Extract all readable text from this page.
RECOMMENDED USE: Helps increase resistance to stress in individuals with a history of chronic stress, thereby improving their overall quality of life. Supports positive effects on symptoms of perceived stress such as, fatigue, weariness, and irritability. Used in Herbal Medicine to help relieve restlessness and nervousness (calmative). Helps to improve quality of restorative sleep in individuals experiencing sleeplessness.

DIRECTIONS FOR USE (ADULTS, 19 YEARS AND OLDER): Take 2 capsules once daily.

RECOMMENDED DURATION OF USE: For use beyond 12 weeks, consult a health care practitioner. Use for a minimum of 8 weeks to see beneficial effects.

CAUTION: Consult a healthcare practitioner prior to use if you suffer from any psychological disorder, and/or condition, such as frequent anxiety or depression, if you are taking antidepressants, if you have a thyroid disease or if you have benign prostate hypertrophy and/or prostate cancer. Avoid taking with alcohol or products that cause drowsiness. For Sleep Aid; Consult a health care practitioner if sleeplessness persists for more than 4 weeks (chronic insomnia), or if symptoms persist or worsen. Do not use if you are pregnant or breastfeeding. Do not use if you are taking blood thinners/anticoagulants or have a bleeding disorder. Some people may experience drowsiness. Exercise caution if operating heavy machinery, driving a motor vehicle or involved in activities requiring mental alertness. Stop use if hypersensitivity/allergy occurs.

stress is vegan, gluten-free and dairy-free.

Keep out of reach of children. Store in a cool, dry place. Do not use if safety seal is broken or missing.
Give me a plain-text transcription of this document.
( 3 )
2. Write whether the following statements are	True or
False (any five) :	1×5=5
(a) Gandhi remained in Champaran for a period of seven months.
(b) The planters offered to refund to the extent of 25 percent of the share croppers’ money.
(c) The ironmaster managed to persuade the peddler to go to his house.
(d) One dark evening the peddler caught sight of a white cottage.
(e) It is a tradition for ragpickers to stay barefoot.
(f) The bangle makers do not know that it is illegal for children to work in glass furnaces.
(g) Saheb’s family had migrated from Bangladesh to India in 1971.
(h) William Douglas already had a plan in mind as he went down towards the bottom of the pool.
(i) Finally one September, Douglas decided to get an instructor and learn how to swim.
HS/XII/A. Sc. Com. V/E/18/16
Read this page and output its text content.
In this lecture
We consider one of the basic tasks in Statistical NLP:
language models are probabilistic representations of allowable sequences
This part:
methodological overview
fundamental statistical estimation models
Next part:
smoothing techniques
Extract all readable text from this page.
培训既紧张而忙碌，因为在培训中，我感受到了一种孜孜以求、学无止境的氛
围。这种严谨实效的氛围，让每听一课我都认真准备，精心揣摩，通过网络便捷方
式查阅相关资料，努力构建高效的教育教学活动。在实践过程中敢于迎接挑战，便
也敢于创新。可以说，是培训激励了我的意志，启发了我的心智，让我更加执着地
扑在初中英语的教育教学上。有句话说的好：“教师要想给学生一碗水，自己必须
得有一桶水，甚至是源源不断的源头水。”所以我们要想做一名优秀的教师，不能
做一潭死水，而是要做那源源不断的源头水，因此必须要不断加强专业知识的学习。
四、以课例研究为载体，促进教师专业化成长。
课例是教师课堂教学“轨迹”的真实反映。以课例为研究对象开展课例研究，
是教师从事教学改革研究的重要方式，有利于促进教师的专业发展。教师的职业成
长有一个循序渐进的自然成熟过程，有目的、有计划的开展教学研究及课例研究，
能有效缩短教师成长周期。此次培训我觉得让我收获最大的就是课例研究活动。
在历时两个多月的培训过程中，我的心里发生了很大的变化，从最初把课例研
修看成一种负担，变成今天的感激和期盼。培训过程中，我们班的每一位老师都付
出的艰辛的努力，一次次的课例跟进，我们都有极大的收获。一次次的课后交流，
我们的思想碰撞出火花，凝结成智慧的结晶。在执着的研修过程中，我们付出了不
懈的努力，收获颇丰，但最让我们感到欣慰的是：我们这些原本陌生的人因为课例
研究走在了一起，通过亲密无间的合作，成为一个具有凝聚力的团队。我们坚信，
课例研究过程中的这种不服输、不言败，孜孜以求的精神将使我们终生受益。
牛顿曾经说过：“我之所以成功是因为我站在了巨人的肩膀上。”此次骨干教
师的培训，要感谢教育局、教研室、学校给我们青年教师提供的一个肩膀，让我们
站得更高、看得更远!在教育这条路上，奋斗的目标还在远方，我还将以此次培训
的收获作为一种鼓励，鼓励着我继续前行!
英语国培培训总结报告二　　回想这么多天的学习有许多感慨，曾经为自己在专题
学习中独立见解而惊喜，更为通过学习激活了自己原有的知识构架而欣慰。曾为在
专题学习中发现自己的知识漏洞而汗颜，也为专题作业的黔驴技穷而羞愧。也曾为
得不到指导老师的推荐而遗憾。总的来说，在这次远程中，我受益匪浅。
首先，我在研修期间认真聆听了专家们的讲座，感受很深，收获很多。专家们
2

▶ **What is expected**:
Copy out all of the lines above exactly.

▶ **Result below**:
Extract all readable text from this page.
RECOMMENDED USE: Helps increase resistance to stress in individuals with a history of chronic stress, thereby improving their overall quality of life. Supports positive effects on symptoms of perceived stress such as, fatigue, weariness, and irritability. Used in Herbal Medicine to help relieve restlessness and nervousness (calmative). Helps to improve quality of restorative sleep in individuals experiencing sleeplessness.

DIRECTIONS FOR USE (ADULTS, 19 YEARS AND OLDER): Take 2 capsules once daily.

RECOMMENDED DURATION OF USE: For use beyond 12 weeks, consult a health care practitioner. Use for a minimum of 8 weeks to see beneficial effects.

CAUTION: Consult a healthcare practitioner prior to use if you suffer from any psychological disorder, and/or condition, such as frequent anxiety or depression, if you are taking antidepressants, if you have a thyroid disease or if you have benign prostate hypertrophy and/or prostate cancer. Avoid taking with alcohol or products that cause drowsiness. For Sleep Aid; Consult a health care practitioner if sleeplessness persists for more than 4 weeks (chronic insomnia), or if symptoms persist or worsen. Do not use if you are pregnant or breastfeeding. Do not use if you are taking blood thinners/anticoagulants or have a bleeding disorder. Some people may experience drowsiness. Exercise caution if operating heavy machinery, driving a motor vehicle or involved in activities requiring mental alertness. Stop use if hypersensitivity/allergy occurs.

stress is vegan, gluten-free and dairy-free.

Keep out of reach of children. Store in a cool, dry place. Do not use if safety seal is broken or missing.
Give me a plain-text transcription of this document.
( 3 )
2. Write whether the following statements are	True or
False (any five) :	1×5=5
(a) Gandhi remained in Champaran for a period of seven months.
(b) The planters offered to refund to the extent of 25 percent of the share croppers’ money.
(c) The ironmaster managed to persuade the peddler to go to his house.
(d) One dark evening the peddler caught sight of a white cottage.
(e) It is a tradition for ragpickers to stay barefoot.
(f) The bangle makers do not know that it is illegal for children to work in glass furnaces.
(g) Saheb’s family had migrated from Bangladesh to India in 1971.
(h) William Douglas already had a plan in mind as he went down towards the bottom of the pool.
(i) Finally one September, Douglas decided to get an instructor and learn how to swim.
HS/XII/A. Sc. Com. V/E/18/16
Read this page and output its text content.
In this lecture
We consider one of the basic tasks in Statistical NLP:
language models are probabilistic representations of allowable sequences
This part:
methodological overview
fundamental statistical estimation models
Next part:
smoothing techniques
Extract all readable text from this page.
培训既紧张而忙碌，因为在培训中，我感受到了一种孜孜以求、学无止境的氛
围。这种严谨实效的氛围，让每听一课我都认真准备，精心揣摩，通过网络便捷方
式查阅相关资料，努力构建高效的教育教学活动。在实践过程中敢于迎接挑战，便
也敢于创新。可以说，是培训激励了我的意志，启发了我的心智，让我更加执着地
扑在初中英语的教育教学上。有句话说的好：“教师要想给学生一碗水，自己必须
得有一桶水，甚至是源源不断的源头水。”所以我们要想做一名优秀的教师，不能
做一潭死水，而是要做那源源不断的源头水，因此必须要不断加强专业知识的学习。
四、以课例研究为载体，促进教师专业化成长。
课例是教师课堂教学“轨迹”的真实反映。以课例为研究对象开展课例研究，
是教师从事教学改革研究的重要方式，有利于促进教师的专业发展。教师的职业成
长有一个循序渐进的自然成熟过程，有目的、有计划的开展教学研究及课例研究，
能有效缩短教师成长周期。此次培训我觉得让我收获最大的就是课例研究活动。
在历时两个多月的培训过程中，我的心里发生了很大的变化，从最初把课例研
修看成一种负担，变成今天的感激和期盼。培训过程中，我们班的每一位老师都付
出的艰辛的努力，一次次的课例跟进，我们都有极大的收获。一次次的课后交流，
我们的思想碰撞出火花，凝结成智慧的结晶。在执着的研修过程中，我们付出了不
懈的努力，收获颇丰，但最让我们感到欣慰的是：我们这些原本陌生的人因为课例
研究走在了一起，通过亲密无间的合作，成为一个具有凝聚力的团队。我们坚信，
课例研究过程中的这种不服输、不言败，孜孜以求的精神将使我们终生受益。
牛顿曾经说过：“我之所以成功是因为我站在了巨人的肩膀上。”此次骨干教
师的培训，要感谢教育局、教研室、学校给我们青年教师提供的一个肩膀，让我们
站得更高、看得更远!在教育这条路上，奋斗的目标还在远方，我还将以此次培训
的收获作为一种鼓励，鼓励着我继续前行!
英语国培培训总结报告二　　回想这么多天的学习有许多感慨，曾经为自己在专题
学习中独立见解而惊喜，更为通过学习激活了自己原有的知识构架而欣慰。曾为在
专题学习中发现自己的知识漏洞而汗颜，也为专题作业的黔驴技穷而羞愧。也曾为
得不到指导老师的推荐而遗憾。总的来说，在这次远程中，我受益匪浅。
首先，我在研修期间认真聆听了专家们的讲座，感受很深，收获很多。专家们
2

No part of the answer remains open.